WORK REQUIRED ▸ Transcribe each of the records below exactly, excluding all pictures.

STORED DATA ▸
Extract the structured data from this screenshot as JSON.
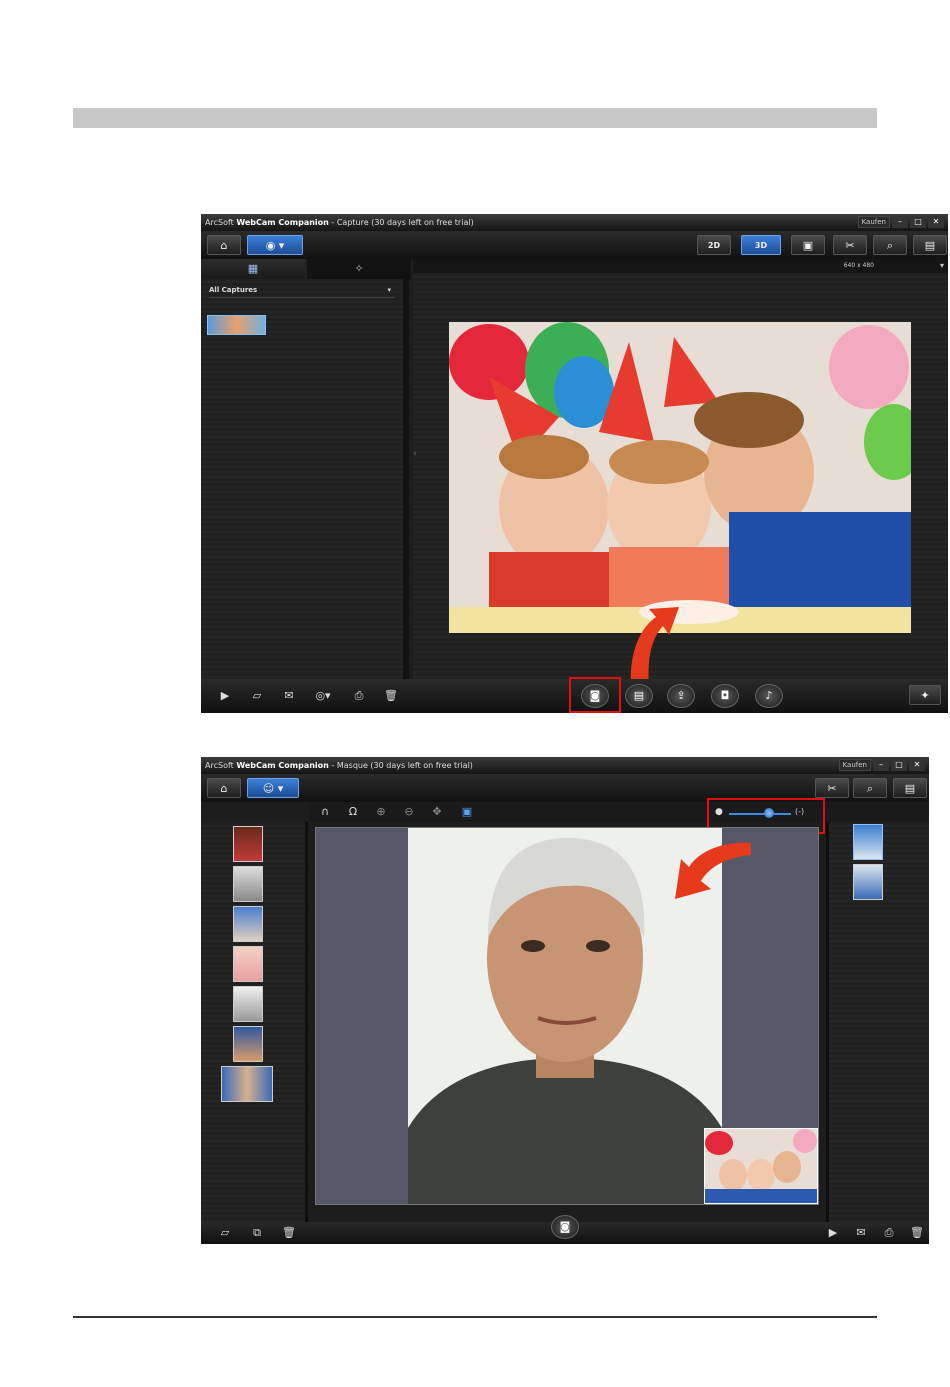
{
  "window1": {
    "title_prefix": "ArcSoft",
    "title_app": "WebCam Companion",
    "title_rest": " - Capture (30 days left on free trial)",
    "buy_label": "Kaufen",
    "toolbar_2d": "2D",
    "toolbar_3d": "3D",
    "resolution": "640 x 480",
    "album_label": "All Captures"
  },
  "window2": {
    "title_prefix": "ArcSoft",
    "title_app": "WebCam Companion",
    "title_rest": " - Masque (30 days left on free trial)",
    "buy_label": "Kaufen"
  },
  "colors": {
    "highlight": "#e01010",
    "accent_blue": "#2f6fc8",
    "window_bg": "#1d1d1d"
  },
  "icons": {
    "home": "home-icon",
    "capture_mode": "webcam-mode-icon",
    "mask_mode": "mask-mode-icon",
    "camera": "camera-shutter-icon",
    "settings": "tools-icon",
    "search": "search-icon",
    "folder": "folder-icon",
    "print": "print-icon",
    "trash": "trash-icon"
  }
}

COMPLETE ANSWER ▸
Extract the structured data from this screenshot as JSON.
{
  "window1": {
    "title_prefix": "ArcSoft",
    "title_app": "WebCam Companion",
    "title_rest": " - Capture (30 days left on free trial)",
    "buy_label": "Kaufen",
    "toolbar_2d": "2D",
    "toolbar_3d": "3D",
    "resolution": "640 x 480",
    "album_label": "All Captures"
  },
  "window2": {
    "title_prefix": "ArcSoft",
    "title_app": "WebCam Companion",
    "title_rest": " - Masque (30 days left on free trial)",
    "buy_label": "Kaufen"
  },
  "colors": {
    "highlight": "#e01010",
    "accent_blue": "#2f6fc8",
    "window_bg": "#1d1d1d"
  },
  "icons": {
    "home": "home-icon",
    "capture_mode": "webcam-mode-icon",
    "mask_mode": "mask-mode-icon",
    "camera": "camera-shutter-icon",
    "settings": "tools-icon",
    "search": "search-icon",
    "folder": "folder-icon",
    "print": "print-icon",
    "trash": "trash-icon"
  }
}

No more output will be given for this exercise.